>>

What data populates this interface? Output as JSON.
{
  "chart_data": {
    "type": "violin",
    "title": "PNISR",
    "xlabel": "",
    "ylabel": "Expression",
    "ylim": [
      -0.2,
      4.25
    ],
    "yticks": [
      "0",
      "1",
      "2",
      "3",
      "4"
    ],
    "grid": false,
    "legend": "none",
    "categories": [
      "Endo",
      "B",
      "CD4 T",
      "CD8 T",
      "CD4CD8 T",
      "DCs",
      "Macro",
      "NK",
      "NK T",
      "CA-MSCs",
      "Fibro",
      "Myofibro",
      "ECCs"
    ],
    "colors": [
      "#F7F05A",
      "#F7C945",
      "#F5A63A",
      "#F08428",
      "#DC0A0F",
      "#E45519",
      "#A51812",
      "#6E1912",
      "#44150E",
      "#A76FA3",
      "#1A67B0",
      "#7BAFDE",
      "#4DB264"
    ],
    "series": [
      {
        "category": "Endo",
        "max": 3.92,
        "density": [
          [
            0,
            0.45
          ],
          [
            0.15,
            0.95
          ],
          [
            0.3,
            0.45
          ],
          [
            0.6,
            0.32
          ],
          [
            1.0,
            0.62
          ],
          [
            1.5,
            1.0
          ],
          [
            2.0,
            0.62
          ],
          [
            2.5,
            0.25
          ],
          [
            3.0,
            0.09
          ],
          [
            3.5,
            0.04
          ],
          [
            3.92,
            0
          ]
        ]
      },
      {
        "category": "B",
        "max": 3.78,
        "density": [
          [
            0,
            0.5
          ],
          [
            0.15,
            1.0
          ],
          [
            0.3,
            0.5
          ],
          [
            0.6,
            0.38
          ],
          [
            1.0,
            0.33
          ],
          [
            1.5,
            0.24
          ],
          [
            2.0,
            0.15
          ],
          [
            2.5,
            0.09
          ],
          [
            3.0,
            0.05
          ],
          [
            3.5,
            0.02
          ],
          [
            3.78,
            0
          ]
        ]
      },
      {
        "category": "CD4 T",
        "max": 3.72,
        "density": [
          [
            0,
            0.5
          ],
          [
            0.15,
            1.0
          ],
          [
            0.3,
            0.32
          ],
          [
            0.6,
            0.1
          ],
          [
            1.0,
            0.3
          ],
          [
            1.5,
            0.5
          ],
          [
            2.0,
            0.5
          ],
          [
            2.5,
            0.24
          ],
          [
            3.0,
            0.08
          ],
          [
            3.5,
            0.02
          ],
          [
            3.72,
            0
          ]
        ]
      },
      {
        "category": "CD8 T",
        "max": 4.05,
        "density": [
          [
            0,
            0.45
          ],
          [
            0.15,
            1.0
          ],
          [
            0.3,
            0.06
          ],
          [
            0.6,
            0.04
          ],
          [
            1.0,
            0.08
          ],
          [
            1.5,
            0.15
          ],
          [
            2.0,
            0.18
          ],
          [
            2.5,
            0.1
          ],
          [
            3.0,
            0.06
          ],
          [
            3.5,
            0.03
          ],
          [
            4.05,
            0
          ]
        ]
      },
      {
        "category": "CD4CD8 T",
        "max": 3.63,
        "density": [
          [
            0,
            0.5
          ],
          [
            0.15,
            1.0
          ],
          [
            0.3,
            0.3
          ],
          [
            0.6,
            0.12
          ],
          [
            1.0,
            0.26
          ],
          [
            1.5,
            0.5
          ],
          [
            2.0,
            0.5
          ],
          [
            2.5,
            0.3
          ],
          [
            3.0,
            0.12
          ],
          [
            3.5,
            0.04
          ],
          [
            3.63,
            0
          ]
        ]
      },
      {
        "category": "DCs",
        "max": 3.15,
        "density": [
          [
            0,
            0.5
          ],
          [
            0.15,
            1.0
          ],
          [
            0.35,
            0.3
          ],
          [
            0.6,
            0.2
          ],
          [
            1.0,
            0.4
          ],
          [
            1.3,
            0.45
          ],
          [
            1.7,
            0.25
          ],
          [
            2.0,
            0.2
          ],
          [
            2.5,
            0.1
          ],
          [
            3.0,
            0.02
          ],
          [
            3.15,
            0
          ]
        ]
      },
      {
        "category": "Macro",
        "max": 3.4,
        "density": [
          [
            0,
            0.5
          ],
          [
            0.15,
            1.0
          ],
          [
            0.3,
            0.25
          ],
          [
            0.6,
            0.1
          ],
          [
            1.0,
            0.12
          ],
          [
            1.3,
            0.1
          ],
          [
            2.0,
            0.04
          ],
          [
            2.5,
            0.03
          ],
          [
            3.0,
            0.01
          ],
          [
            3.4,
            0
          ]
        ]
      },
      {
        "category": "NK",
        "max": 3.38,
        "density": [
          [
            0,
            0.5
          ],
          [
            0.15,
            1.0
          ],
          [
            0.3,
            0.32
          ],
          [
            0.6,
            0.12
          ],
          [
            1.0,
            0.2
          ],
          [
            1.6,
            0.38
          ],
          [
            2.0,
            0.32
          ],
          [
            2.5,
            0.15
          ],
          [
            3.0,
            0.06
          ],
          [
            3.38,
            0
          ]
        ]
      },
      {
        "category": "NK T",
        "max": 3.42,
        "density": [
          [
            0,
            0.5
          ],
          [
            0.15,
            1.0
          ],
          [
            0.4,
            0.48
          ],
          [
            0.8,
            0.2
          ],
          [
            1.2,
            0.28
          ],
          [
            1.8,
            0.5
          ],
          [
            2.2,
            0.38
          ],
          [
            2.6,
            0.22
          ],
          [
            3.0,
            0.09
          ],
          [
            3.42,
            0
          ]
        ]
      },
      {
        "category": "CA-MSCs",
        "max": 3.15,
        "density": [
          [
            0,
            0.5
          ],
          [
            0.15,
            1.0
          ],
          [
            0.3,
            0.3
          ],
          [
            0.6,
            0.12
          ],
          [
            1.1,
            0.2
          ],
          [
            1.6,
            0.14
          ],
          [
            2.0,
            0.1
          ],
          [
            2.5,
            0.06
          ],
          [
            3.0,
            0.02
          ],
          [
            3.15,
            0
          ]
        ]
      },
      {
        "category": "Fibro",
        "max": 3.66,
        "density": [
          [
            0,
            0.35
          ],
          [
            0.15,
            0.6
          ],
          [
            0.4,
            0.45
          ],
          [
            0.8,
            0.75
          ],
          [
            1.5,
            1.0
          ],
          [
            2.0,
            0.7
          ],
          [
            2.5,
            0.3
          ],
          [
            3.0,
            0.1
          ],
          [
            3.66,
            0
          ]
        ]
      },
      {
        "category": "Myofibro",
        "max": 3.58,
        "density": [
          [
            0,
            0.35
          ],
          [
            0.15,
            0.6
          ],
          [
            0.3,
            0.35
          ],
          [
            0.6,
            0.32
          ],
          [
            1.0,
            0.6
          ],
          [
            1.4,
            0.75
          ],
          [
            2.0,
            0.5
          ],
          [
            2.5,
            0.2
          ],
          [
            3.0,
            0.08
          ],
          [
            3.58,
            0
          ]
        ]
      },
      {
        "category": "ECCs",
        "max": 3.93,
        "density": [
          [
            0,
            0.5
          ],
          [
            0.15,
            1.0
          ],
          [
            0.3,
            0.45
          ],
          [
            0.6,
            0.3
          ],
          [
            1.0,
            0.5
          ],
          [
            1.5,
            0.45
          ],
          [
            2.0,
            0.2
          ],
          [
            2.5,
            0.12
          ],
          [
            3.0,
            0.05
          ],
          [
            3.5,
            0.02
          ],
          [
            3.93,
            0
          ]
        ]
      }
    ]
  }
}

<<

REQUIRED WORK =>
All of the entries need to be reproduced exactly; please write them out.

PROBLEM SOLUTION =>
What data populates this interface? Output as JSON.
{
  "chart_data": {
    "type": "violin",
    "title": "PNISR",
    "xlabel": "",
    "ylabel": "Expression",
    "ylim": [
      -0.2,
      4.25
    ],
    "yticks": [
      "0",
      "1",
      "2",
      "3",
      "4"
    ],
    "grid": false,
    "legend": "none",
    "categories": [
      "Endo",
      "B",
      "CD4 T",
      "CD8 T",
      "CD4CD8 T",
      "DCs",
      "Macro",
      "NK",
      "NK T",
      "CA-MSCs",
      "Fibro",
      "Myofibro",
      "ECCs"
    ],
    "colors": [
      "#F7F05A",
      "#F7C945",
      "#F5A63A",
      "#F08428",
      "#DC0A0F",
      "#E45519",
      "#A51812",
      "#6E1912",
      "#44150E",
      "#A76FA3",
      "#1A67B0",
      "#7BAFDE",
      "#4DB264"
    ],
    "series": [
      {
        "category": "Endo",
        "max": 3.92,
        "density": [
          [
            0,
            0.45
          ],
          [
            0.15,
            0.95
          ],
          [
            0.3,
            0.45
          ],
          [
            0.6,
            0.32
          ],
          [
            1.0,
            0.62
          ],
          [
            1.5,
            1.0
          ],
          [
            2.0,
            0.62
          ],
          [
            2.5,
            0.25
          ],
          [
            3.0,
            0.09
          ],
          [
            3.5,
            0.04
          ],
          [
            3.92,
            0
          ]
        ]
      },
      {
        "category": "B",
        "max": 3.78,
        "density": [
          [
            0,
            0.5
          ],
          [
            0.15,
            1.0
          ],
          [
            0.3,
            0.5
          ],
          [
            0.6,
            0.38
          ],
          [
            1.0,
            0.33
          ],
          [
            1.5,
            0.24
          ],
          [
            2.0,
            0.15
          ],
          [
            2.5,
            0.09
          ],
          [
            3.0,
            0.05
          ],
          [
            3.5,
            0.02
          ],
          [
            3.78,
            0
          ]
        ]
      },
      {
        "category": "CD4 T",
        "max": 3.72,
        "density": [
          [
            0,
            0.5
          ],
          [
            0.15,
            1.0
          ],
          [
            0.3,
            0.32
          ],
          [
            0.6,
            0.1
          ],
          [
            1.0,
            0.3
          ],
          [
            1.5,
            0.5
          ],
          [
            2.0,
            0.5
          ],
          [
            2.5,
            0.24
          ],
          [
            3.0,
            0.08
          ],
          [
            3.5,
            0.02
          ],
          [
            3.72,
            0
          ]
        ]
      },
      {
        "category": "CD8 T",
        "max": 4.05,
        "density": [
          [
            0,
            0.45
          ],
          [
            0.15,
            1.0
          ],
          [
            0.3,
            0.06
          ],
          [
            0.6,
            0.04
          ],
          [
            1.0,
            0.08
          ],
          [
            1.5,
            0.15
          ],
          [
            2.0,
            0.18
          ],
          [
            2.5,
            0.1
          ],
          [
            3.0,
            0.06
          ],
          [
            3.5,
            0.03
          ],
          [
            4.05,
            0
          ]
        ]
      },
      {
        "category": "CD4CD8 T",
        "max": 3.63,
        "density": [
          [
            0,
            0.5
          ],
          [
            0.15,
            1.0
          ],
          [
            0.3,
            0.3
          ],
          [
            0.6,
            0.12
          ],
          [
            1.0,
            0.26
          ],
          [
            1.5,
            0.5
          ],
          [
            2.0,
            0.5
          ],
          [
            2.5,
            0.3
          ],
          [
            3.0,
            0.12
          ],
          [
            3.5,
            0.04
          ],
          [
            3.63,
            0
          ]
        ]
      },
      {
        "category": "DCs",
        "max": 3.15,
        "density": [
          [
            0,
            0.5
          ],
          [
            0.15,
            1.0
          ],
          [
            0.35,
            0.3
          ],
          [
            0.6,
            0.2
          ],
          [
            1.0,
            0.4
          ],
          [
            1.3,
            0.45
          ],
          [
            1.7,
            0.25
          ],
          [
            2.0,
            0.2
          ],
          [
            2.5,
            0.1
          ],
          [
            3.0,
            0.02
          ],
          [
            3.15,
            0
          ]
        ]
      },
      {
        "category": "Macro",
        "max": 3.4,
        "density": [
          [
            0,
            0.5
          ],
          [
            0.15,
            1.0
          ],
          [
            0.3,
            0.25
          ],
          [
            0.6,
            0.1
          ],
          [
            1.0,
            0.12
          ],
          [
            1.3,
            0.1
          ],
          [
            2.0,
            0.04
          ],
          [
            2.5,
            0.03
          ],
          [
            3.0,
            0.01
          ],
          [
            3.4,
            0
          ]
        ]
      },
      {
        "category": "NK",
        "max": 3.38,
        "density": [
          [
            0,
            0.5
          ],
          [
            0.15,
            1.0
          ],
          [
            0.3,
            0.32
          ],
          [
            0.6,
            0.12
          ],
          [
            1.0,
            0.2
          ],
          [
            1.6,
            0.38
          ],
          [
            2.0,
            0.32
          ],
          [
            2.5,
            0.15
          ],
          [
            3.0,
            0.06
          ],
          [
            3.38,
            0
          ]
        ]
      },
      {
        "category": "NK T",
        "max": 3.42,
        "density": [
          [
            0,
            0.5
          ],
          [
            0.15,
            1.0
          ],
          [
            0.4,
            0.48
          ],
          [
            0.8,
            0.2
          ],
          [
            1.2,
            0.28
          ],
          [
            1.8,
            0.5
          ],
          [
            2.2,
            0.38
          ],
          [
            2.6,
            0.22
          ],
          [
            3.0,
            0.09
          ],
          [
            3.42,
            0
          ]
        ]
      },
      {
        "category": "CA-MSCs",
        "max": 3.15,
        "density": [
          [
            0,
            0.5
          ],
          [
            0.15,
            1.0
          ],
          [
            0.3,
            0.3
          ],
          [
            0.6,
            0.12
          ],
          [
            1.1,
            0.2
          ],
          [
            1.6,
            0.14
          ],
          [
            2.0,
            0.1
          ],
          [
            2.5,
            0.06
          ],
          [
            3.0,
            0.02
          ],
          [
            3.15,
            0
          ]
        ]
      },
      {
        "category": "Fibro",
        "max": 3.66,
        "density": [
          [
            0,
            0.35
          ],
          [
            0.15,
            0.6
          ],
          [
            0.4,
            0.45
          ],
          [
            0.8,
            0.75
          ],
          [
            1.5,
            1.0
          ],
          [
            2.0,
            0.7
          ],
          [
            2.5,
            0.3
          ],
          [
            3.0,
            0.1
          ],
          [
            3.66,
            0
          ]
        ]
      },
      {
        "category": "Myofibro",
        "max": 3.58,
        "density": [
          [
            0,
            0.35
          ],
          [
            0.15,
            0.6
          ],
          [
            0.3,
            0.35
          ],
          [
            0.6,
            0.32
          ],
          [
            1.0,
            0.6
          ],
          [
            1.4,
            0.75
          ],
          [
            2.0,
            0.5
          ],
          [
            2.5,
            0.2
          ],
          [
            3.0,
            0.08
          ],
          [
            3.58,
            0
          ]
        ]
      },
      {
        "category": "ECCs",
        "max": 3.93,
        "density": [
          [
            0,
            0.5
          ],
          [
            0.15,
            1.0
          ],
          [
            0.3,
            0.45
          ],
          [
            0.6,
            0.3
          ],
          [
            1.0,
            0.5
          ],
          [
            1.5,
            0.45
          ],
          [
            2.0,
            0.2
          ],
          [
            2.5,
            0.12
          ],
          [
            3.0,
            0.05
          ],
          [
            3.5,
            0.02
          ],
          [
            3.93,
            0
          ]
        ]
      }
    ]
  }
}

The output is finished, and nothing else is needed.